> Dataset rows
____

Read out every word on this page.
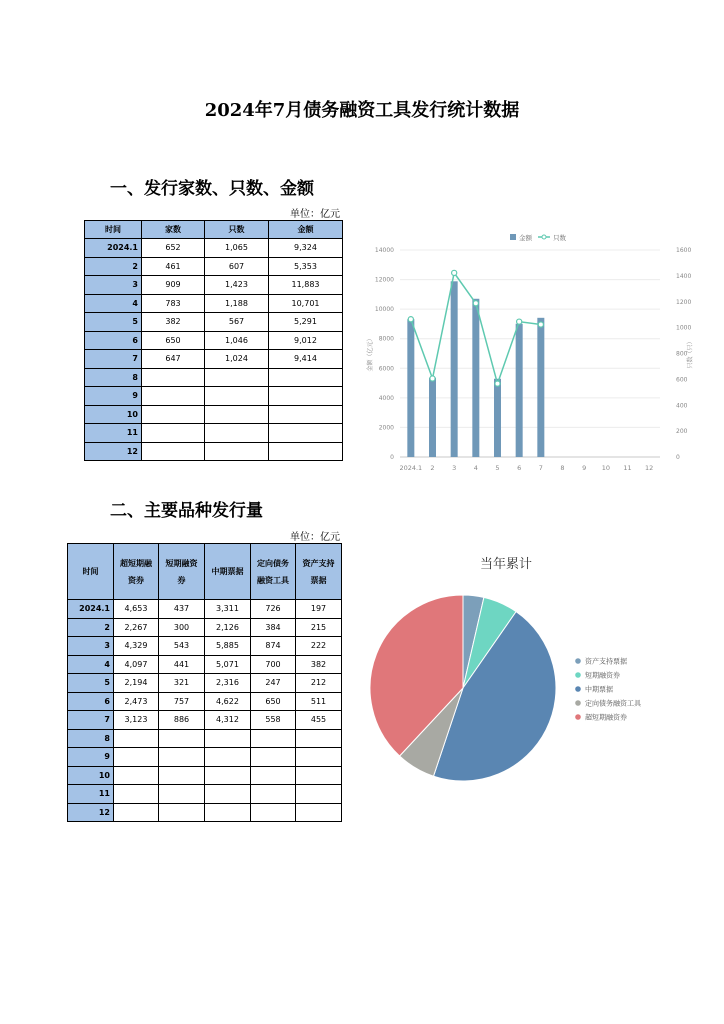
2024年7月债务融资工具发行统计数据
一、发行家数、只数、金额
单位：亿元
时间	家数	只数	金额
2024.1	652	1,065	9,324
2	461	607	5,353
3	909	1,423	11,883
4	783	1,188	10,701
5	382	567	5,291
6	650	1,046	9,012
7	647	1,024	9,414
8			
9			
10			
11			
12			
0
2000
4000
6000
8000
10000
12000
14000
0
200
400
600
800
1000
1200
1400
1600
金额（亿元）	只数（只）
2024.1 2	3	4	5	6	7	8	9 10 11 12
金额	只数
二、主要品种发行量
单位：亿元
时间	超短期融资券	短期融资券	中期票据	定向债务融资工具	资产支持票据
2024.1	4,653	437	3,311	726	197
2	2,267	300	2,126	384	215
3	4,329	543	5,885	874	222
4	4,097	441	5,071	700	382
5	2,194	321	2,316	247	212
6	2,473	757	4,622	650	511
7	3,123	886	4,312	558	455
8					
9					
10					
11					
12					
当年累计
资产支持票据
短期融资券
中期票据
定向债务融资工具
超短期融资券
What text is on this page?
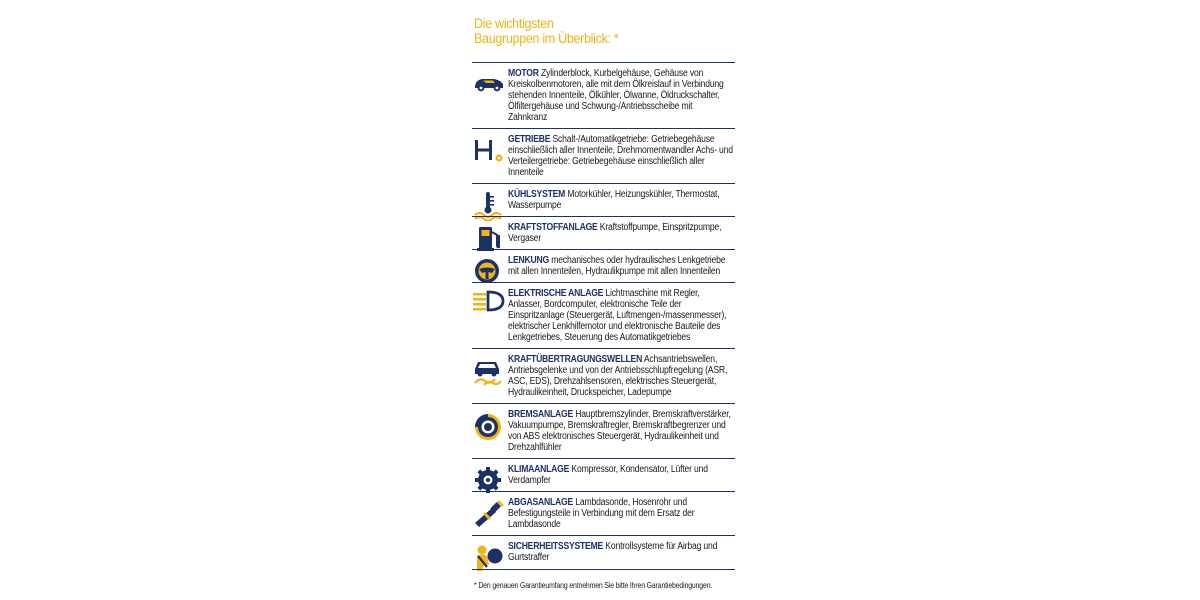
Die wichtigsten
Baugruppen im Überblick: *
MOTOR Zylinderblock, Kurbelgehäuse, Gehäuse von Kreiskolbenmotoren, alle mit dem Ölkreislauf in Verbindung stehenden Innenteile, Ölkühler, Ölwanne, Öldruckschalter, Ölfiltergehäuse und Schwung-/Antriebsscheibe mit Zahnkranz
GETRIEBE Schalt-/Automatikgetriebe: Getriebegehäuse einschließlich aller Innenteile, Drehmomentwandler Achs- und Verteilergetriebe: Getriebegehäuse einschließlich aller Innenteile
KÜHLSYSTEM Motorkühler, Heizungskühler, Thermostat, Wasserpumpe
KRAFTSTOFFANLAGE Kraftstoffpumpe, Einspritzpumpe, Vergaser
LENKUNG mechanisches oder hydraulisches Lenkgetriebe mit allen Innenteilen, Hydraulikpumpe mit allen Innenteilen
ELEKTRISCHE ANLAGE Lichtmaschine mit Regler, Anlasser, Bordcomputer, elektronische Teile der Einspritzanlage (Steuergerät, Luftmengen-/massenmesser), elektrischer Lenkhilfemotor und elektronische Bauteile des Lenkgetriebes, Steuerung des Automatikgetriebes
KRAFTÜBERTRAGUNGSWELLEN Achsantriebswellen, Antriebsgelenke und von der Antriebsschlupfregelung (ASR, ASC, EDS), Drehzahlsensoren, elektrisches Steuergerät, Hydraulikeinheit, Druckspeicher, Ladepumpe
BREMSANLAGE Hauptbremszylinder, Bremskraftverstärker, Vakuumpumpe, Bremskraftregler, Bremskraftbegrenzer und von ABS elektronisches Steuergerät, Hydraulikeinheit und Drehzahlfühler
KLIMAANLAGE Kompressor, Kondensator, Lüfter und Verdampfer
ABGASANLAGE Lambdasonde, Hosenrohr und Befestigungsteile in Verbindung mit dem Ersatz der Lambdasonde
SICHERHEITSSYSTEME Kontrollsysteme für Airbag und Gurtstraffer
* Den genauen Garantieumfang entnehmen Sie bitte Ihren Garantiebedingungen.
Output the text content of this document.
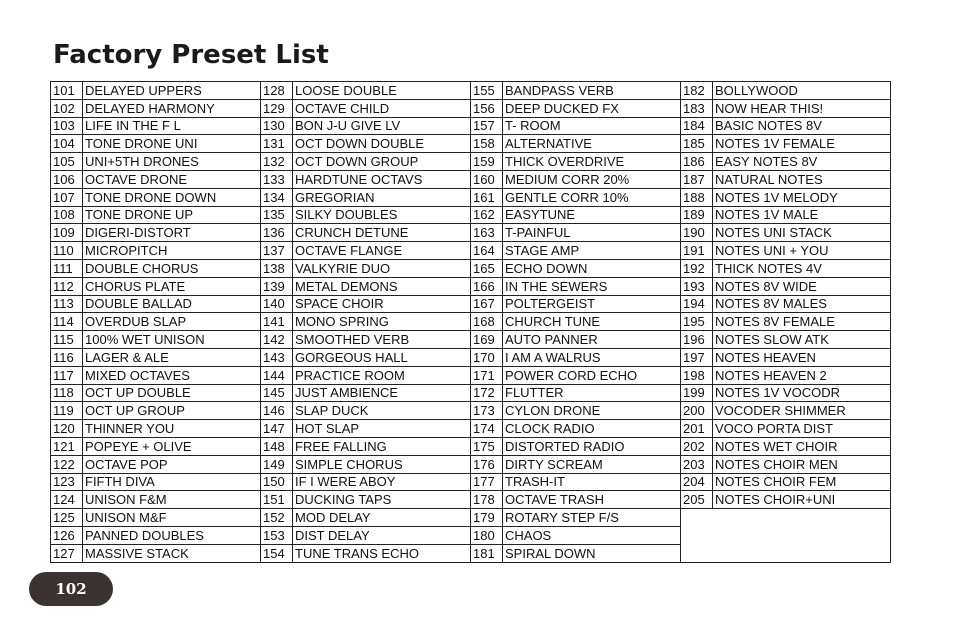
Factory Preset List
101	DELAYED UPPERS	128	LOOSE DOUBLE	155	BANDPASS VERB	182	BOLLYWOOD
102	DELAYED HARMONY	129	OCTAVE CHILD	156	DEEP DUCKED FX	183	NOW HEAR THIS!
103	LIFE IN THE F L	130	BON J-U GIVE LV	157	T- ROOM	184	BASIC NOTES 8V
104	TONE DRONE UNI	131	OCT DOWN DOUBLE	158	ALTERNATIVE	185	NOTES 1V FEMALE
105	UNI+5TH DRONES	132	OCT DOWN GROUP	159	THICK OVERDRIVE	186	EASY NOTES 8V
106	OCTAVE DRONE	133	HARDTUNE OCTAVS	160	MEDIUM CORR 20%	187	NATURAL NOTES
107	TONE DRONE DOWN	134	GREGORIAN	161	GENTLE CORR 10%	188	NOTES 1V MELODY
108	TONE DRONE UP	135	SILKY DOUBLES	162	EASYTUNE	189	NOTES 1V MALE
109	DIGERI-DISTORT	136	CRUNCH DETUNE	163	T-PAINFUL	190	NOTES UNI STACK
110	MICROPITCH	137	OCTAVE FLANGE	164	STAGE AMP	191	NOTES UNI + YOU
111	DOUBLE CHORUS	138	VALKYRIE DUO	165	ECHO DOWN	192	THICK NOTES 4V
112	CHORUS PLATE	139	METAL DEMONS	166	IN THE SEWERS	193	NOTES 8V WIDE
113	DOUBLE BALLAD	140	SPACE CHOIR	167	POLTERGEIST	194	NOTES 8V MALES
114	OVERDUB SLAP	141	MONO SPRING	168	CHURCH TUNE	195	NOTES 8V FEMALE
115	100% WET UNISON	142	SMOOTHED VERB	169	AUTO PANNER	196	NOTES SLOW ATK
116	LAGER & ALE	143	GORGEOUS HALL	170	I AM A WALRUS	197	NOTES HEAVEN
117	MIXED OCTAVES	144	PRACTICE ROOM	171	POWER CORD ECHO	198	NOTES HEAVEN 2
118	OCT UP DOUBLE	145	JUST AMBIENCE	172	FLUTTER	199	NOTES 1V VOCODR
119	OCT UP GROUP	146	SLAP DUCK	173	CYLON DRONE	200	VOCODER SHIMMER
120	THINNER YOU	147	HOT SLAP	174	CLOCK RADIO	201	VOCO PORTA DIST
121	POPEYE + OLIVE	148	FREE FALLING	175	DISTORTED RADIO	202	NOTES WET CHOIR
122	OCTAVE POP	149	SIMPLE CHORUS	176	DIRTY SCREAM	203	NOTES CHOIR MEN
123	FIFTH DIVA	150	IF I WERE ABOY	177	TRASH-IT	204	NOTES CHOIR FEM
124	UNISON F&M	151	DUCKING TAPS	178	OCTAVE TRASH	205	NOTES CHOIR+UNI
125	UNISON M&F	152	MOD DELAY	179	ROTARY STEP F/S		
126	PANNED DOUBLES	153	DIST DELAY	180	CHAOS		
127	MASSIVE STACK	154	TUNE TRANS ECHO	181	SPIRAL DOWN		
102
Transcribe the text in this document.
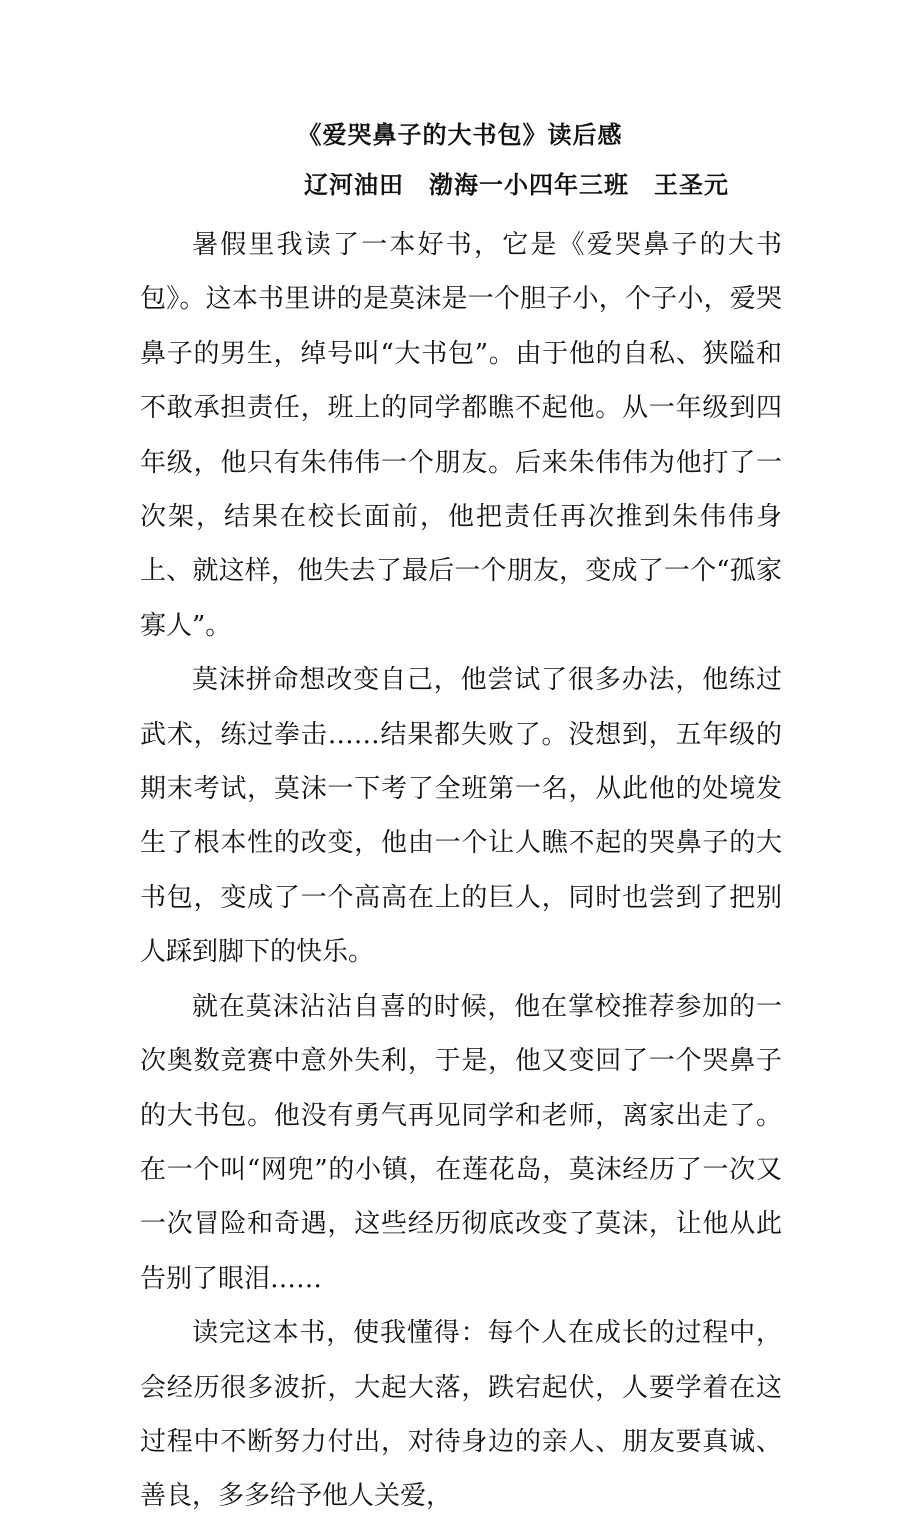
《爱哭鼻子的大书包》读后感
辽河油田　渤海一小四年三班　王圣元

暑假里我读了一本好书，它是《爱哭鼻子的大书包》。这本书里讲的是莫沫是一个胆子小，个子小，爱哭鼻子的男生，绰号叫“大书包”。由于他的自私、狭隘和不敢承担责任，班上的同学都瞧不起他。从一年级到四年级，他只有朱伟伟一个朋友。后来朱伟伟为他打了一次架，结果在校长面前，他把责任再次推到朱伟伟身上、就这样，他失去了最后一个朋友，变成了一个“孤家寡人”。

莫沫拼命想改变自己，他尝试了很多办法，他练过武术，练过拳击……结果都失败了。没想到，五年级的期末考试，莫沫一下考了全班第一名，从此他的处境发生了根本性的改变，他由一个让人瞧不起的哭鼻子的大书包，变成了一个高高在上的巨人，同时也尝到了把别人踩到脚下的快乐。

就在莫沫沾沾自喜的时候，他在掌校推荐参加的一次奥数竞赛中意外失利，于是，他又变回了一个哭鼻子的大书包。他没有勇气再见同学和老师，离家出走了。在一个叫“网兜”的小镇，在莲花岛，莫沫经历了一次又一次冒险和奇遇，这些经历彻底改变了莫沫，让他从此告别了眼泪……

读完这本书，使我懂得：每个人在成长的过程中，会经历很多波折，大起大落，跌宕起伏，人要学着在这过程中不断努力付出，对待身边的亲人、朋友要真诚、善良，多多给予他人关爱，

____

All of the data needs repeating exactly, but the pictures do not.

Read out every word on this page.
2024年7月债务融资工具发行统计数据
一、发行家数、只数、金额
单位：亿元
时间	家数	只数	金额
2024.1	652	1,065	9,324
2	461	607	5,353
3	909	1,423	11,883
4	783	1,188	10,701
5	382	567	5,291
6	650	1,046	9,012
7	647	1,024	9,414
8			
9			
10			
11			
12			
0
2000
4000
6000
8000
10000
12000
14000
0
200
400
600
800
1000
1200
1400
1600
金额（亿元）	只数（只）
2024.1 2	3	4	5	6	7	8	9 10 11 12
金额	只数
二、主要品种发行量
单位：亿元
时间	超短期融资券	短期融资券	中期票据	定向债务融资工具	资产支持票据
2024.1	4,653	437	3,311	726	197
2	2,267	300	2,126	384	215
3	4,329	543	5,885	874	222
4	4,097	441	5,071	700	382
5	2,194	321	2,316	247	212
6	2,473	757	4,622	650	511
7	3,123	886	4,312	558	455
8					
9					
10					
11					
12					
当年累计
资产支持票据
短期融资券
中期票据
定向债务融资工具
超短期融资券
What text is on this page?
Die wichtigsten
Baugruppen im Überblick: *
MOTOR Zylinderblock, Kurbelgehäuse, Gehäuse von Kreiskolbenmotoren, alle mit dem Ölkreislauf in Verbindung stehenden Innenteile, Ölkühler, Ölwanne, Öldruckschalter, Ölfiltergehäuse und Schwung-/Antriebsscheibe mit Zahnkranz
GETRIEBE Schalt-/Automatikgetriebe: Getriebegehäuse einschließlich aller Innenteile, Drehmomentwandler Achs- und Verteilergetriebe: Getriebegehäuse einschließlich aller Innenteile
KÜHLSYSTEM Motorkühler, Heizungskühler, Thermostat, Wasserpumpe
KRAFTSTOFFANLAGE Kraftstoffpumpe, Einspritzpumpe, Vergaser
LENKUNG mechanisches oder hydraulisches Lenkgetriebe mit allen Innenteilen, Hydraulikpumpe mit allen Innenteilen
ELEKTRISCHE ANLAGE Lichtmaschine mit Regler, Anlasser, Bordcomputer, elektronische Teile der Einspritzanlage (Steuergerät, Luftmengen-/massenmesser), elektrischer Lenkhilfemotor und elektronische Bauteile des Lenkgetriebes, Steuerung des Automatikgetriebes
KRAFTÜBERTRAGUNGSWELLEN Achsantriebswellen, Antriebsgelenke und von der Antriebsschlupfregelung (ASR, ASC, EDS), Drehzahlsensoren, elektrisches Steuergerät, Hydraulikeinheit, Druckspeicher, Ladepumpe
BREMSANLAGE Hauptbremszylinder, Bremskraftverstärker, Vakuumpumpe, Bremskraftregler, Bremskraftbegrenzer und von ABS elektronisches Steuergerät, Hydraulikeinheit und Drehzahlfühler
KLIMAANLAGE Kompressor, Kondensator, Lüfter und Verdampfer
ABGASANLAGE Lambdasonde, Hosenrohr und Befestigungsteile in Verbindung mit dem Ersatz der Lambdasonde
SICHERHEITSSYSTEME Kontrollsysteme für Airbag und Gurtstraffer
* Den genauen Garantieumfang entnehmen Sie bitte Ihren Garantiebedingungen.
Output the text content of this document.
Factory Preset List
101	DELAYED UPPERS	128	LOOSE DOUBLE	155	BANDPASS VERB	182	BOLLYWOOD
102	DELAYED HARMONY	129	OCTAVE CHILD	156	DEEP DUCKED FX	183	NOW HEAR THIS!
103	LIFE IN THE F L	130	BON J-U GIVE LV	157	T- ROOM	184	BASIC NOTES 8V
104	TONE DRONE UNI	131	OCT DOWN DOUBLE	158	ALTERNATIVE	185	NOTES 1V FEMALE
105	UNI+5TH DRONES	132	OCT DOWN GROUP	159	THICK OVERDRIVE	186	EASY NOTES 8V
106	OCTAVE DRONE	133	HARDTUNE OCTAVS	160	MEDIUM CORR 20%	187	NATURAL NOTES
107	TONE DRONE DOWN	134	GREGORIAN	161	GENTLE CORR 10%	188	NOTES 1V MELODY
108	TONE DRONE UP	135	SILKY DOUBLES	162	EASYTUNE	189	NOTES 1V MALE
109	DIGERI-DISTORT	136	CRUNCH DETUNE	163	T-PAINFUL	190	NOTES UNI STACK
110	MICROPITCH	137	OCTAVE FLANGE	164	STAGE AMP	191	NOTES UNI + YOU
111	DOUBLE CHORUS	138	VALKYRIE DUO	165	ECHO DOWN	192	THICK NOTES 4V
112	CHORUS PLATE	139	METAL DEMONS	166	IN THE SEWERS	193	NOTES 8V WIDE
113	DOUBLE BALLAD	140	SPACE CHOIR	167	POLTERGEIST	194	NOTES 8V MALES
114	OVERDUB SLAP	141	MONO SPRING	168	CHURCH TUNE	195	NOTES 8V FEMALE
115	100% WET UNISON	142	SMOOTHED VERB	169	AUTO PANNER	196	NOTES SLOW ATK
116	LAGER & ALE	143	GORGEOUS HALL	170	I AM A WALRUS	197	NOTES HEAVEN
117	MIXED OCTAVES	144	PRACTICE ROOM	171	POWER CORD ECHO	198	NOTES HEAVEN 2
118	OCT UP DOUBLE	145	JUST AMBIENCE	172	FLUTTER	199	NOTES 1V VOCODR
119	OCT UP GROUP	146	SLAP DUCK	173	CYLON DRONE	200	VOCODER SHIMMER
120	THINNER YOU	147	HOT SLAP	174	CLOCK RADIO	201	VOCO PORTA DIST
121	POPEYE + OLIVE	148	FREE FALLING	175	DISTORTED RADIO	202	NOTES WET CHOIR
122	OCTAVE POP	149	SIMPLE CHORUS	176	DIRTY SCREAM	203	NOTES CHOIR MEN
123	FIFTH DIVA	150	IF I WERE ABOY	177	TRASH-IT	204	NOTES CHOIR FEM
124	UNISON F&M	151	DUCKING TAPS	178	OCTAVE TRASH	205	NOTES CHOIR+UNI
125	UNISON M&F	152	MOD DELAY	179	ROTARY STEP F/S		
126	PANNED DOUBLES	153	DIST DELAY	180	CHAOS		
127	MASSIVE STACK	154	TUNE TRANS ECHO	181	SPIRAL DOWN		
102
Transcribe the text in this document.
《爱哭鼻子的大书包》读后感
辽河油田　渤海一小四年三班　王圣元

暑假里我读了一本好书，它是《爱哭鼻子的大书包》。这本书里讲的是莫沫是一个胆子小，个子小，爱哭鼻子的男生，绰号叫“大书包”。由于他的自私、狭隘和不敢承担责任，班上的同学都瞧不起他。从一年级到四年级，他只有朱伟伟一个朋友。后来朱伟伟为他打了一次架，结果在校长面前，他把责任再次推到朱伟伟身上、就这样，他失去了最后一个朋友，变成了一个“孤家寡人”。

莫沫拼命想改变自己，他尝试了很多办法，他练过武术，练过拳击……结果都失败了。没想到，五年级的期末考试，莫沫一下考了全班第一名，从此他的处境发生了根本性的改变，他由一个让人瞧不起的哭鼻子的大书包，变成了一个高高在上的巨人，同时也尝到了把别人踩到脚下的快乐。

就在莫沫沾沾自喜的时候，他在掌校推荐参加的一次奥数竞赛中意外失利，于是，他又变回了一个哭鼻子的大书包。他没有勇气再见同学和老师，离家出走了。在一个叫“网兜”的小镇，在莲花岛，莫沫经历了一次又一次冒险和奇遇，这些经历彻底改变了莫沫，让他从此告别了眼泪……

读完这本书，使我懂得：每个人在成长的过程中，会经历很多波折，大起大落，跌宕起伏，人要学着在这过程中不断努力付出，对待身边的亲人、朋友要真诚、善良，多多给予他人关爱，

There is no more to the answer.